**BRIEF:**
Using the material that follows, identify and copy each line with the string "området".

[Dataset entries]

============

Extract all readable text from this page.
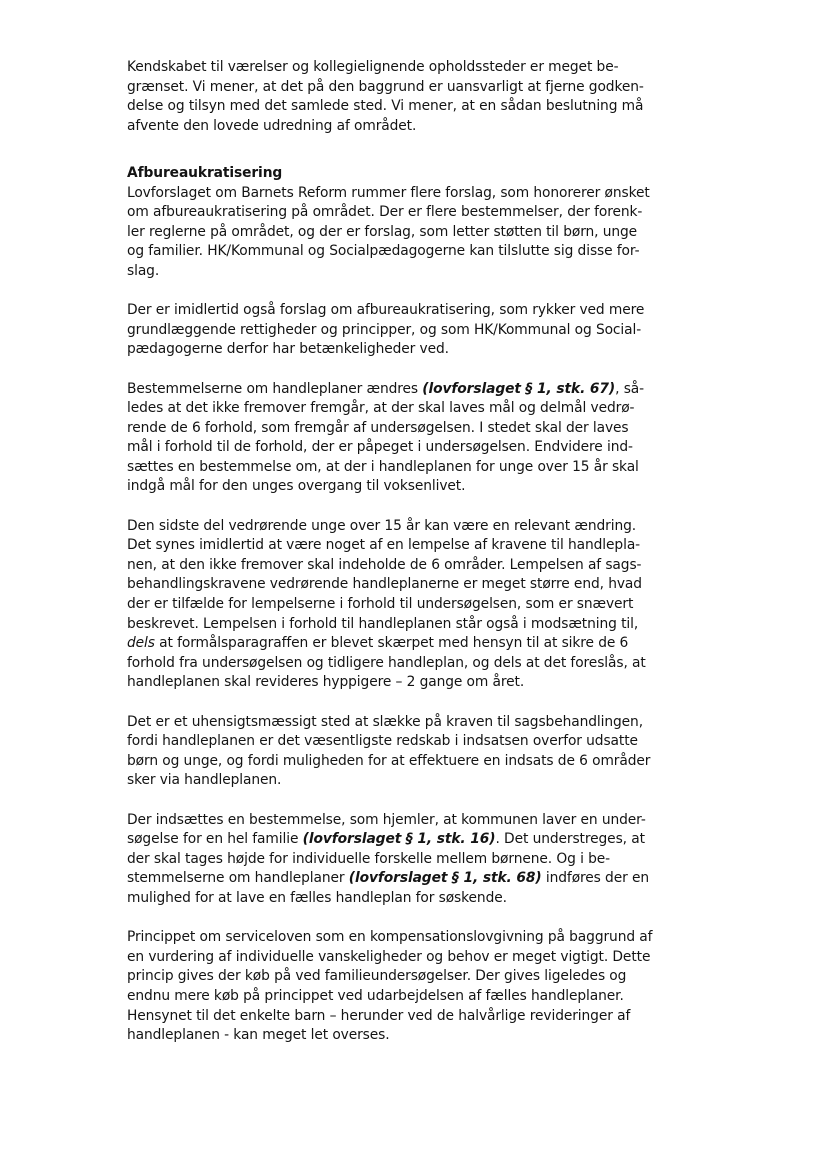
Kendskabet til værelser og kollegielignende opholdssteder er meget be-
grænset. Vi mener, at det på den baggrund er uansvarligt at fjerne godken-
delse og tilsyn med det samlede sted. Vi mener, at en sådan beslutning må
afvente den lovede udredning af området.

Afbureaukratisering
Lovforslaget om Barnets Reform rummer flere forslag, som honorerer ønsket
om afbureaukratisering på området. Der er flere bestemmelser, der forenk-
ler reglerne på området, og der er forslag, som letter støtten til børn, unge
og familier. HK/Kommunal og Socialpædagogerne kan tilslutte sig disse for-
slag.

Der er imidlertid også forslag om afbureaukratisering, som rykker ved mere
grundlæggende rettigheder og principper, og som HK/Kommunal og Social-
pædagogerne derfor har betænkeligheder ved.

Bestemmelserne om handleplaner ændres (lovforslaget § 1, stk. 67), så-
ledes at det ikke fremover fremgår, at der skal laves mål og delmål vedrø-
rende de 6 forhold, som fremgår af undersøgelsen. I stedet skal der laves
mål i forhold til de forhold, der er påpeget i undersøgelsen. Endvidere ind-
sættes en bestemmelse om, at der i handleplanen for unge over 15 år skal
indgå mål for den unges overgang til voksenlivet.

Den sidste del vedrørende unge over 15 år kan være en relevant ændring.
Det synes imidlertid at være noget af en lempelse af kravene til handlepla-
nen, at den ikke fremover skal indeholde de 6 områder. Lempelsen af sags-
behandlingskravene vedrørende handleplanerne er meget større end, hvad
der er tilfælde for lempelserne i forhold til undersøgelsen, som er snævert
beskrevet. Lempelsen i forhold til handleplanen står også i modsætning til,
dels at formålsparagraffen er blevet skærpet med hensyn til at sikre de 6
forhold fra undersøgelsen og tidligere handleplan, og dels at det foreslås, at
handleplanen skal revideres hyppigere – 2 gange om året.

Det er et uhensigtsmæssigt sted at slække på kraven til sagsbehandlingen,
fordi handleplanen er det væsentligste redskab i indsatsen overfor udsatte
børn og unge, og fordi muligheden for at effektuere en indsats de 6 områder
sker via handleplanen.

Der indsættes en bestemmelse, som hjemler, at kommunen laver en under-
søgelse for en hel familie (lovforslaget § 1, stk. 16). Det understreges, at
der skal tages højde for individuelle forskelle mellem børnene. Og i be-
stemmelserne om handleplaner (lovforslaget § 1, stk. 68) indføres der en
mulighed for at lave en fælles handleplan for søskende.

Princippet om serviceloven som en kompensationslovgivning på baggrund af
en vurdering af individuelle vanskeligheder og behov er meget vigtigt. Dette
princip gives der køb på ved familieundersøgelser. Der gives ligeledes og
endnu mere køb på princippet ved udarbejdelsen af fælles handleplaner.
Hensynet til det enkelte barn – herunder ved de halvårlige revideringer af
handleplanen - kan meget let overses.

============

**THE REPLY:**
afvente den lovede udredning af området.
om afbureaukratisering på området. Der er flere bestemmelser, der forenk-
ler reglerne på området, og der er forslag, som letter støtten til børn, unge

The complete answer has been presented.